-- What this task involves --
Your answer should be one number: how many lines of the data include the string "Galien"?

───── Material for the task ─────

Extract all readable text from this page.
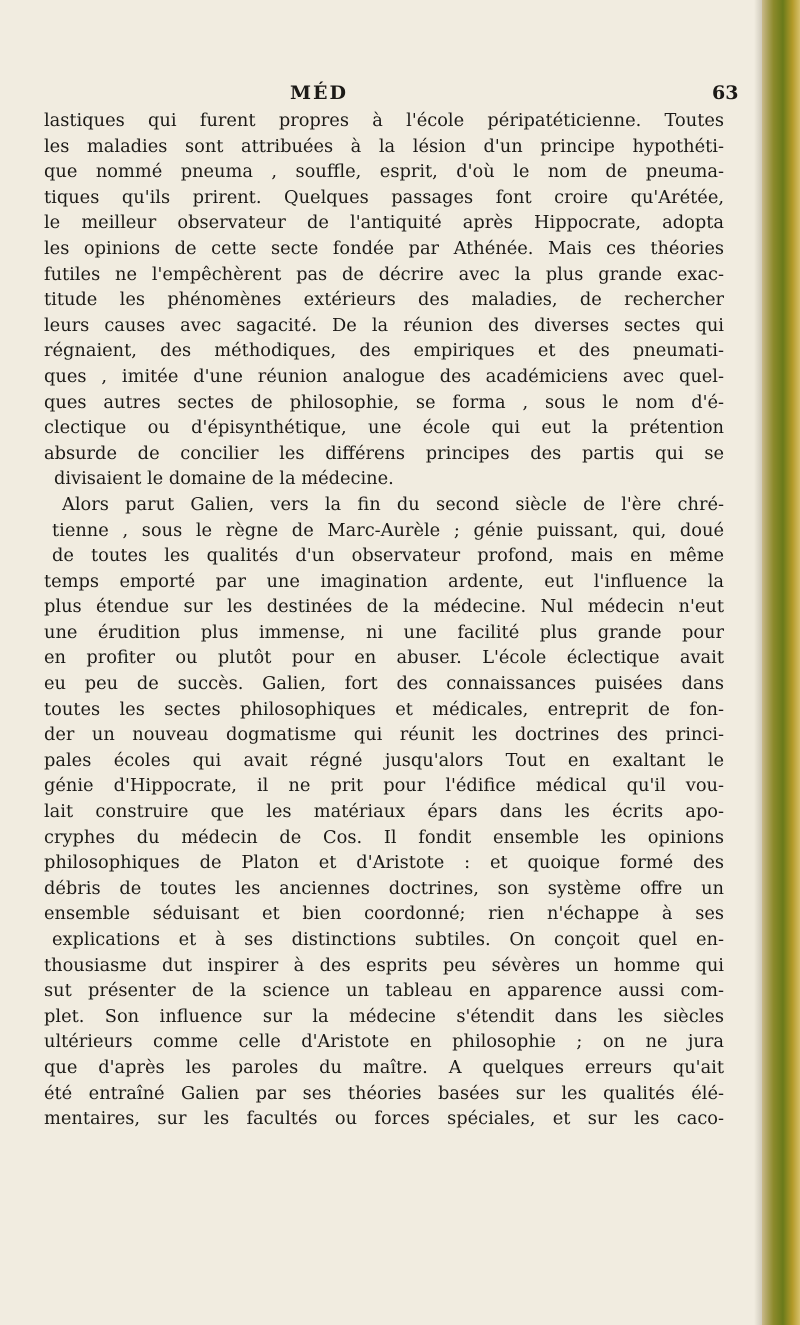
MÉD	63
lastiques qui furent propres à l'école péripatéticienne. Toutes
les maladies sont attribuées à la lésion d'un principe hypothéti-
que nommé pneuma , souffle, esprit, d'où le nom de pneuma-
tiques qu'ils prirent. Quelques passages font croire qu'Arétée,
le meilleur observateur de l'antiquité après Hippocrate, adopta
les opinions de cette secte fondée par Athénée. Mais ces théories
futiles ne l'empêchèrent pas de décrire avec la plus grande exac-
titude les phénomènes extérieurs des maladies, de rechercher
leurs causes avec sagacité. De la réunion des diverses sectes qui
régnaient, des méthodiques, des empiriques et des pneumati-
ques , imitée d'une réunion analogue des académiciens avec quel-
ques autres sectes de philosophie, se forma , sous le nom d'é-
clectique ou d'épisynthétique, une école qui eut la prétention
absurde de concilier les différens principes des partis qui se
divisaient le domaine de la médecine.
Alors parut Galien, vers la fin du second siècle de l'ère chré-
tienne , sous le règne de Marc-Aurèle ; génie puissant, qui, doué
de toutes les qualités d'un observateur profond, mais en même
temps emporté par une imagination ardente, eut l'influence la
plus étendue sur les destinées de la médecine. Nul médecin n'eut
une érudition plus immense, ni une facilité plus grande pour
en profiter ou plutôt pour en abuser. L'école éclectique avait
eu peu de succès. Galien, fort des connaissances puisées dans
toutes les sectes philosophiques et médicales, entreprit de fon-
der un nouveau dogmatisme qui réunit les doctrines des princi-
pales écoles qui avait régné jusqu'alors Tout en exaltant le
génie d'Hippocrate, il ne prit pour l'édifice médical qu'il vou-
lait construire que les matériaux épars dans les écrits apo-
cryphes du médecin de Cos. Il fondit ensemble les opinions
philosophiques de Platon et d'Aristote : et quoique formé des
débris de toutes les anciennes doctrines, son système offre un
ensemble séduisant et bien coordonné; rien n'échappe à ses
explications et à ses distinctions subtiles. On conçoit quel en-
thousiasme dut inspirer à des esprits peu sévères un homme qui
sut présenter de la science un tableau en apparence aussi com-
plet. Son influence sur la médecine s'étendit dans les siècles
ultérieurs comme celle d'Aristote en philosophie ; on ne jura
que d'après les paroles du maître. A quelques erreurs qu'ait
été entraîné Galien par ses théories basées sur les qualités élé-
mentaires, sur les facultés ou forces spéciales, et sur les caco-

─────

-- Output for this exercise --
3